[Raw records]

## start

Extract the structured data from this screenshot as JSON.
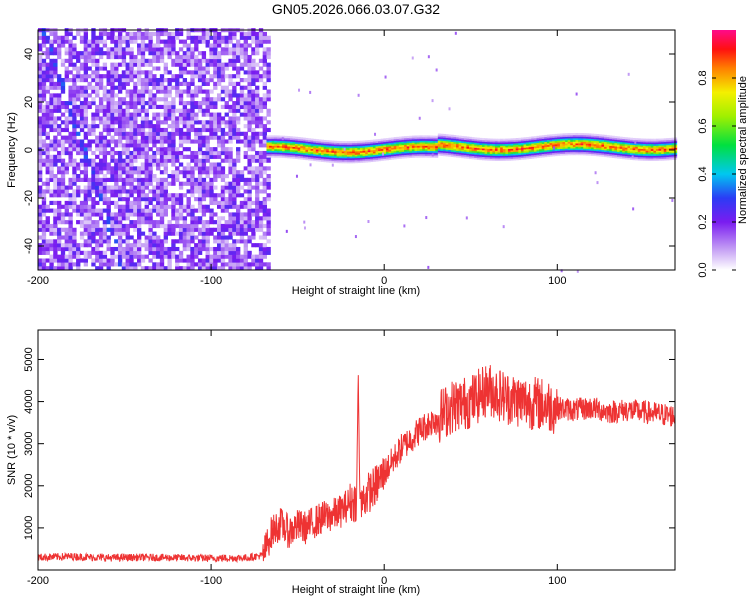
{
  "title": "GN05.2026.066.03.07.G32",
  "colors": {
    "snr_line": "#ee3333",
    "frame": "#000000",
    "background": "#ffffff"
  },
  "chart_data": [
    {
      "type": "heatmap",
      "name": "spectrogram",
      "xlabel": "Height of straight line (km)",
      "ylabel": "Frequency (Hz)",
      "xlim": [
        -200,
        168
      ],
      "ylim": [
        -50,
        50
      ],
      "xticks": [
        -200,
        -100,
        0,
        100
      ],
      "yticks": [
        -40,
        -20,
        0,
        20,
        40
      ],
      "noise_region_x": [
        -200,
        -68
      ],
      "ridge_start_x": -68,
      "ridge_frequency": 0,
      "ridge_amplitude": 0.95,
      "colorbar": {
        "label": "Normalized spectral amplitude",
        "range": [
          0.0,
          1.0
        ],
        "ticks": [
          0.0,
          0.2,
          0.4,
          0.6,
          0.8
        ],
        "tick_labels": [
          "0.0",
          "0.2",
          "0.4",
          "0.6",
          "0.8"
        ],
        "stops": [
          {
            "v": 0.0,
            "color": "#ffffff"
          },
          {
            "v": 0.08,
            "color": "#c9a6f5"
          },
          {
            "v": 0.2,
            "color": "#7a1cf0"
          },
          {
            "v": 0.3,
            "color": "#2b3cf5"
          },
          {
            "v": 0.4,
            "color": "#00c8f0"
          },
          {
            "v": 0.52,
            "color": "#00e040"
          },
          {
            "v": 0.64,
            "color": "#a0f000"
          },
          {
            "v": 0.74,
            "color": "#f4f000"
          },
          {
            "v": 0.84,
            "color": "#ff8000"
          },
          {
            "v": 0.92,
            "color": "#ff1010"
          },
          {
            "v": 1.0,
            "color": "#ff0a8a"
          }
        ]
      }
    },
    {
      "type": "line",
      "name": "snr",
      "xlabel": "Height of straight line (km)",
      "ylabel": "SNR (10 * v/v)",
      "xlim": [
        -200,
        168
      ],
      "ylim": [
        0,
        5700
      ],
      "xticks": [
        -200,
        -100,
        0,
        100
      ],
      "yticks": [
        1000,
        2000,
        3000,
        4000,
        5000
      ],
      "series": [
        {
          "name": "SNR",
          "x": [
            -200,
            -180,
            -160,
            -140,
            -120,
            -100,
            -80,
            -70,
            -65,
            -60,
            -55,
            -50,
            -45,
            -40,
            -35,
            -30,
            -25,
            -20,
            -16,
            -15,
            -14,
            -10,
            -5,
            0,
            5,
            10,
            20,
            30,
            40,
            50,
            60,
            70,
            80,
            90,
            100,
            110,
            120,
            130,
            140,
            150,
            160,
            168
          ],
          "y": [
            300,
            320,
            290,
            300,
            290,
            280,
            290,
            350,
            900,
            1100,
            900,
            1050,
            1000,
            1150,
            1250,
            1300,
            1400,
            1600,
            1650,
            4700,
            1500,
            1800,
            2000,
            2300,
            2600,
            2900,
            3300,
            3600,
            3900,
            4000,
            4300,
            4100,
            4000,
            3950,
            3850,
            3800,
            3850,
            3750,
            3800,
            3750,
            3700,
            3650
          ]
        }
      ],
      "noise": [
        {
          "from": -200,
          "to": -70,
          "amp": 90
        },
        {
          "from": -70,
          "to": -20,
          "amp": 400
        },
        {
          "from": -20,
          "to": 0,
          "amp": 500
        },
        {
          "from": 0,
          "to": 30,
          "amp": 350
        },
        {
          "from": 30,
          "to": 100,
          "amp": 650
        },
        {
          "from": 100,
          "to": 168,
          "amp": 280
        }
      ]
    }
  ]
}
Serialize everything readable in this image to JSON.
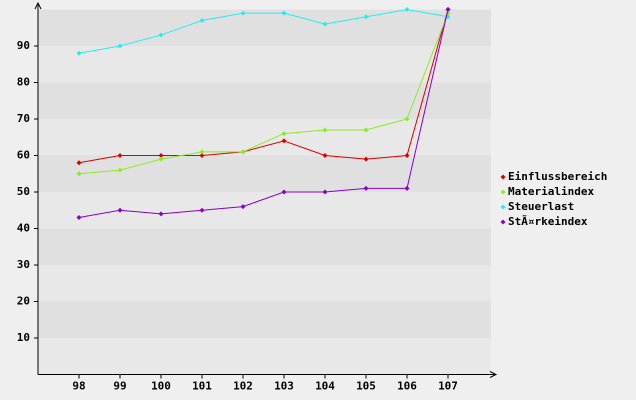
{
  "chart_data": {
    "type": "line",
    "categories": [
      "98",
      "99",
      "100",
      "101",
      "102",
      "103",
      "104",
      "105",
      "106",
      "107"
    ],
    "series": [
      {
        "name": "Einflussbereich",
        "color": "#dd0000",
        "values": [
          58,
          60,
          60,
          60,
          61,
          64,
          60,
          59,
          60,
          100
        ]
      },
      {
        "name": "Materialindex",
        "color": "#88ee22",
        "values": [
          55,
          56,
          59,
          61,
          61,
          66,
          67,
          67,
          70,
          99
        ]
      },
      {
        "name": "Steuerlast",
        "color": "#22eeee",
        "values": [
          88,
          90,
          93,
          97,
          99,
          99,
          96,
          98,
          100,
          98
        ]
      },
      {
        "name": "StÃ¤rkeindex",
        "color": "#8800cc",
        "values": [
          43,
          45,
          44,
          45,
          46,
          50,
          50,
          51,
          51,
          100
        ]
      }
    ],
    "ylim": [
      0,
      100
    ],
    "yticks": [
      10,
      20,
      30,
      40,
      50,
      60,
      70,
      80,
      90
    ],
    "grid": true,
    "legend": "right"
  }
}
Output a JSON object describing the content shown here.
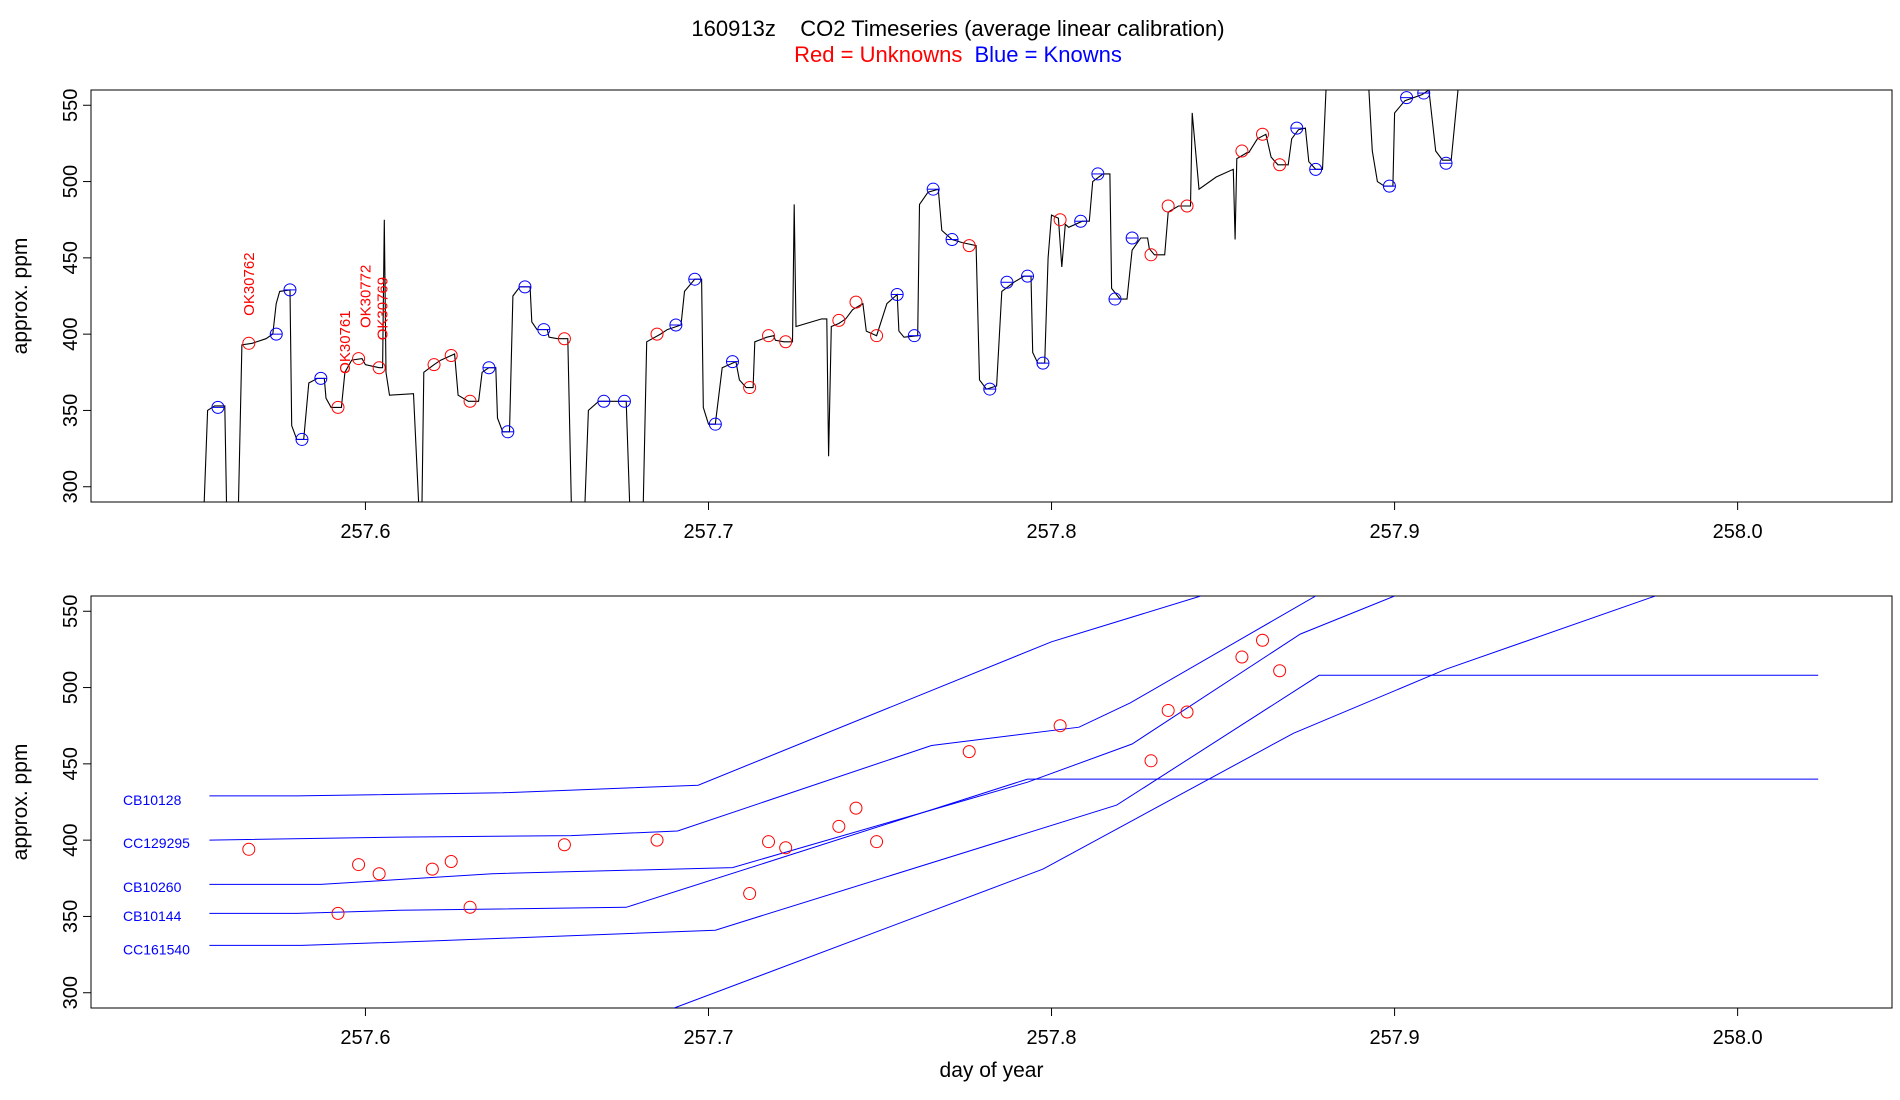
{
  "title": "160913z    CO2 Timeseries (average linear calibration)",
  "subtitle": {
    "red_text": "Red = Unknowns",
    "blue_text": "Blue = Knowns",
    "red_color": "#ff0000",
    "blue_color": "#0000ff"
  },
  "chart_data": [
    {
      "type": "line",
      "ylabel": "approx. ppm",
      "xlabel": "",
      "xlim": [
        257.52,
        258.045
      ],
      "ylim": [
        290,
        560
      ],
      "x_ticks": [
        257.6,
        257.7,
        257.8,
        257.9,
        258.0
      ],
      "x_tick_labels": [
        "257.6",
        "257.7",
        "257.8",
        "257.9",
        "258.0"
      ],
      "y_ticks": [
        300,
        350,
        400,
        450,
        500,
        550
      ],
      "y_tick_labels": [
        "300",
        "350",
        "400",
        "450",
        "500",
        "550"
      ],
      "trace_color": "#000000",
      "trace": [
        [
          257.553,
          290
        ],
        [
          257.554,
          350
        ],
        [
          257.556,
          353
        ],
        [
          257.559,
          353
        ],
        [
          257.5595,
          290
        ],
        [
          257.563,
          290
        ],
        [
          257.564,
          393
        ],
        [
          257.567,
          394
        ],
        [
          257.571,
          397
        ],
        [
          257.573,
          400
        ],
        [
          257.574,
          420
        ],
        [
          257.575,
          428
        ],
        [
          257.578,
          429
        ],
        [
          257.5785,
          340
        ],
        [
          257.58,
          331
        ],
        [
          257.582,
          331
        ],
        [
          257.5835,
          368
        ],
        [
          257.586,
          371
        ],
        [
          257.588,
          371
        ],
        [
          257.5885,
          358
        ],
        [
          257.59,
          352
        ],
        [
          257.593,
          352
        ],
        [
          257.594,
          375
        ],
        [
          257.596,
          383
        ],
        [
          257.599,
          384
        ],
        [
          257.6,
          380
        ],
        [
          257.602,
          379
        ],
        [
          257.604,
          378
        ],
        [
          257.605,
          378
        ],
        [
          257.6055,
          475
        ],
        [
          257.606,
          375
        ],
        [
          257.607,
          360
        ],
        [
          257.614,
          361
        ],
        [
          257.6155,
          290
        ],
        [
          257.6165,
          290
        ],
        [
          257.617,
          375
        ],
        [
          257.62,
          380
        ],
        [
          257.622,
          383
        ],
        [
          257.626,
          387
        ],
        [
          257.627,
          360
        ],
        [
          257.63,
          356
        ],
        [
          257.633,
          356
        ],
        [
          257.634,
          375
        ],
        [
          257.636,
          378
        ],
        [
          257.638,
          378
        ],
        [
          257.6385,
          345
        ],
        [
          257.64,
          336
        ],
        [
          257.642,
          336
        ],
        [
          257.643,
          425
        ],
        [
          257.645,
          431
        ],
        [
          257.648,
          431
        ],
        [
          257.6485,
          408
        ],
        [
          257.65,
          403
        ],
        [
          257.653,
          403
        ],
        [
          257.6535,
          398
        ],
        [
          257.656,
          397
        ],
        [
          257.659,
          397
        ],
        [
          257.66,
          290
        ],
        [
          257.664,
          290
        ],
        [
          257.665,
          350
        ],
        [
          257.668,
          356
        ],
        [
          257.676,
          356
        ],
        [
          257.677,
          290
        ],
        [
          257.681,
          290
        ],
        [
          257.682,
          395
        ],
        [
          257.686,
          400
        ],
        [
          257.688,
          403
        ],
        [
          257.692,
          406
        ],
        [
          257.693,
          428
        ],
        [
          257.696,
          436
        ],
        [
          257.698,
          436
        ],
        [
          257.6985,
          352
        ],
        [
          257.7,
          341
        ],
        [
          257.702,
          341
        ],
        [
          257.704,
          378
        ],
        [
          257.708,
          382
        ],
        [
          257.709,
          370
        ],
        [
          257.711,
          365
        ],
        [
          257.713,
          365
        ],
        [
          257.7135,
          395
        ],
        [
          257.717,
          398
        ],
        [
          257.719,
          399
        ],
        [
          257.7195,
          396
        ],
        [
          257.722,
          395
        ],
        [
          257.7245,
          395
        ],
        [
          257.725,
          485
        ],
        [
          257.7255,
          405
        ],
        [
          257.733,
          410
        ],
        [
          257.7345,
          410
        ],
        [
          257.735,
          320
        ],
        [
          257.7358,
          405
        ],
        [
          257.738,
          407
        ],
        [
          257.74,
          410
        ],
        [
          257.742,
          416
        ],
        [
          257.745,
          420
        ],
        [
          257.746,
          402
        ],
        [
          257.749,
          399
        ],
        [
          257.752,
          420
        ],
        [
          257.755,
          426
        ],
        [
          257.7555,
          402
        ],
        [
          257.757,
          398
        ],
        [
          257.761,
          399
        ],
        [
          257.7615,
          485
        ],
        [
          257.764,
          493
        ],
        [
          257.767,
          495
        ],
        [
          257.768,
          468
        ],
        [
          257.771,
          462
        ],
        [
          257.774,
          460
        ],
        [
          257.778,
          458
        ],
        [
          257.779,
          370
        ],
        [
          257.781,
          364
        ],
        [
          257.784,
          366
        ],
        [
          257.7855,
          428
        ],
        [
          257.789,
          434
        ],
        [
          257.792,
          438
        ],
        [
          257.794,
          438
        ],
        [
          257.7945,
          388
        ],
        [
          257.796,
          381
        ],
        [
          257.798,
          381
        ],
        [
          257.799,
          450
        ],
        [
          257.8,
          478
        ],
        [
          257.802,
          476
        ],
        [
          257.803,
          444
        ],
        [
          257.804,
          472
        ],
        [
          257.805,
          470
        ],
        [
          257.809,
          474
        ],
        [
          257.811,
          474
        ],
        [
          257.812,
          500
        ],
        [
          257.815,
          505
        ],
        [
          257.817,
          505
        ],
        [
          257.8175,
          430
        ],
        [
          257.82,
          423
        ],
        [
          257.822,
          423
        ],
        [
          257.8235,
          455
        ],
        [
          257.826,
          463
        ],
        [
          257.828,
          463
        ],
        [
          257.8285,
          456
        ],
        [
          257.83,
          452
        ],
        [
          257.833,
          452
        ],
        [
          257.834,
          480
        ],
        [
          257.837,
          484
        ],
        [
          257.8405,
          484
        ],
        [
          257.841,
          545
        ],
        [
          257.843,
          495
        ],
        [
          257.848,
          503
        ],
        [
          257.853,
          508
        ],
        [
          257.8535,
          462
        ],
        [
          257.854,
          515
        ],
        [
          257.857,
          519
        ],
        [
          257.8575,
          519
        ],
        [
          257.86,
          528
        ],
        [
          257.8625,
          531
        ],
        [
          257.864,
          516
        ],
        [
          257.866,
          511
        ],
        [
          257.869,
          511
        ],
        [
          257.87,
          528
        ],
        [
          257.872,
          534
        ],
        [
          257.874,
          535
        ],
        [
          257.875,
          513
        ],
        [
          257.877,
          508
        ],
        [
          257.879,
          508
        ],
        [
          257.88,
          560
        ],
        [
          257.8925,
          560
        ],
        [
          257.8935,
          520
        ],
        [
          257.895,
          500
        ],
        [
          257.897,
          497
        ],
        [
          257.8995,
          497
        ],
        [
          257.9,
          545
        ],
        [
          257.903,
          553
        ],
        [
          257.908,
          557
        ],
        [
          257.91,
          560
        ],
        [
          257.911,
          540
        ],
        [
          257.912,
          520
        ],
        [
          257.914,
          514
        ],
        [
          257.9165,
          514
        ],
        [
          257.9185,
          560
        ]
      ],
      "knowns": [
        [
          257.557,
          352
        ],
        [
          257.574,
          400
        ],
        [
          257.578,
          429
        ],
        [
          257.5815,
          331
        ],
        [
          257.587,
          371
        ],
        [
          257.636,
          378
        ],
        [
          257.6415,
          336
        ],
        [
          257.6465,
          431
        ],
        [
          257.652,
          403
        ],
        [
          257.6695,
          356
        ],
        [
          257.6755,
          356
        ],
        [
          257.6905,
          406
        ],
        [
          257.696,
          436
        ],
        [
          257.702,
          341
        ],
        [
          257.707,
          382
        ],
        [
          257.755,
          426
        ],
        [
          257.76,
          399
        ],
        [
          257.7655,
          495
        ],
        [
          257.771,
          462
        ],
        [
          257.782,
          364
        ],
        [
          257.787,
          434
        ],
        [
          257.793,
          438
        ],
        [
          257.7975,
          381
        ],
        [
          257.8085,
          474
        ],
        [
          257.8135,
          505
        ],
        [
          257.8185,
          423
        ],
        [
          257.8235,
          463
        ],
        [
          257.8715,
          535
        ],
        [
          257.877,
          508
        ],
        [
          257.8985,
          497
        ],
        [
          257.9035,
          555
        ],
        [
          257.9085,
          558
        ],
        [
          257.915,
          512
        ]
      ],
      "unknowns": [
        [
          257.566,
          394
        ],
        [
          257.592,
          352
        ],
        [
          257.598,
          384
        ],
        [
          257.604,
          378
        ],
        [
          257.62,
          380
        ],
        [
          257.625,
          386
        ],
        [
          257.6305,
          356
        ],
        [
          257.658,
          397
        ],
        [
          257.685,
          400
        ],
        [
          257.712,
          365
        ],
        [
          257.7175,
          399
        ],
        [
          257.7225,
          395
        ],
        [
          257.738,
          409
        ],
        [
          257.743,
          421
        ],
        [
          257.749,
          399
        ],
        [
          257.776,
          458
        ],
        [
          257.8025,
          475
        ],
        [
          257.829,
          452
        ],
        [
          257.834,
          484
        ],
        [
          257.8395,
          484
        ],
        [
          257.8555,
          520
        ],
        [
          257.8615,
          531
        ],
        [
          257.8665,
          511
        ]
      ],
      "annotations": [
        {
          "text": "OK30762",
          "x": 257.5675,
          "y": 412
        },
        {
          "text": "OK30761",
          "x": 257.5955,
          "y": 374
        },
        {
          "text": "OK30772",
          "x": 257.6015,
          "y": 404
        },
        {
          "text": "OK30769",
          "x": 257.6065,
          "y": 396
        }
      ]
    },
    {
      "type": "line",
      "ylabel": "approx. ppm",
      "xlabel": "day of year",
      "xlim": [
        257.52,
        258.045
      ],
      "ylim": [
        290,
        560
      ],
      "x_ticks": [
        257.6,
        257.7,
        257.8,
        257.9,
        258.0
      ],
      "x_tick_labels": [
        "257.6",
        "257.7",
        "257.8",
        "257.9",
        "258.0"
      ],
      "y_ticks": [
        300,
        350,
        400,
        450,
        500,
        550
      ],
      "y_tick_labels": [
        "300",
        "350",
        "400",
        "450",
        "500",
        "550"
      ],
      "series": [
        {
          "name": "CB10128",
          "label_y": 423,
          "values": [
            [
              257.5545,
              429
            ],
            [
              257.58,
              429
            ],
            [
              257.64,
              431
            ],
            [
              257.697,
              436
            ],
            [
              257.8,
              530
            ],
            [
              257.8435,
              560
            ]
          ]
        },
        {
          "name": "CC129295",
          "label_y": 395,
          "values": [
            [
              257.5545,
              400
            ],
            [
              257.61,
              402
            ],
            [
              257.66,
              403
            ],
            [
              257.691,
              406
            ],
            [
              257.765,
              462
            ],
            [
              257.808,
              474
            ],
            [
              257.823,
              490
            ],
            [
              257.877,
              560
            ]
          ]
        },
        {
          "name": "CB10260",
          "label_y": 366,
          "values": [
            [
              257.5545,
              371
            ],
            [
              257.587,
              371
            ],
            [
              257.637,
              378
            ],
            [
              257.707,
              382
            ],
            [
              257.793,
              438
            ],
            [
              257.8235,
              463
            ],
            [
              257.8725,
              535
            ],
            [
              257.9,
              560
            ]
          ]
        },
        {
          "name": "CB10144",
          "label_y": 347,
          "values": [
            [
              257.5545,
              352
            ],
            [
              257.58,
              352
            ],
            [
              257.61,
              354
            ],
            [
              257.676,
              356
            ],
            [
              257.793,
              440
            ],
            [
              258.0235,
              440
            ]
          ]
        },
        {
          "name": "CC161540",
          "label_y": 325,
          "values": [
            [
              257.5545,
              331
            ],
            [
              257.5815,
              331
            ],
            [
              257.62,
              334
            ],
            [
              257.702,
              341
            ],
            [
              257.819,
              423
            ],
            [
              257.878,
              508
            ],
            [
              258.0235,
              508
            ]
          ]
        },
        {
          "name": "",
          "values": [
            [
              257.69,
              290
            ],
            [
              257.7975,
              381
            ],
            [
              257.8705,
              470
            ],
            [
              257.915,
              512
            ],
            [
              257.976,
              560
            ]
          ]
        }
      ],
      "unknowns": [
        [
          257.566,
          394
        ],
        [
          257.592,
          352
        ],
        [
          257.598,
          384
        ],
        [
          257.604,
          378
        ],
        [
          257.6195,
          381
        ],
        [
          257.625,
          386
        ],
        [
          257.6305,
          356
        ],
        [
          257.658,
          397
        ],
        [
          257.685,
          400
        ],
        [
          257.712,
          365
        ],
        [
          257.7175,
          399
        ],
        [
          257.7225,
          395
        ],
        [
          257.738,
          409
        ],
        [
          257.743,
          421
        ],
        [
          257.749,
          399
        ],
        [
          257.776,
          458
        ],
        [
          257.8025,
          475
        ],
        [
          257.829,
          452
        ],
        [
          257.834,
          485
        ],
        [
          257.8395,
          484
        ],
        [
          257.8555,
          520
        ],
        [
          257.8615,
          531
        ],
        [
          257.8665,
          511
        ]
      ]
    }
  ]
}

## end

■ **Given problem**
Return each line of the data that contains the string "JSON".

■ **Task answer**
Extract the structured data from this screenshot as JSON.
Serialize everything readable in this image to JSON.
Output a JSON object describing the content shown here.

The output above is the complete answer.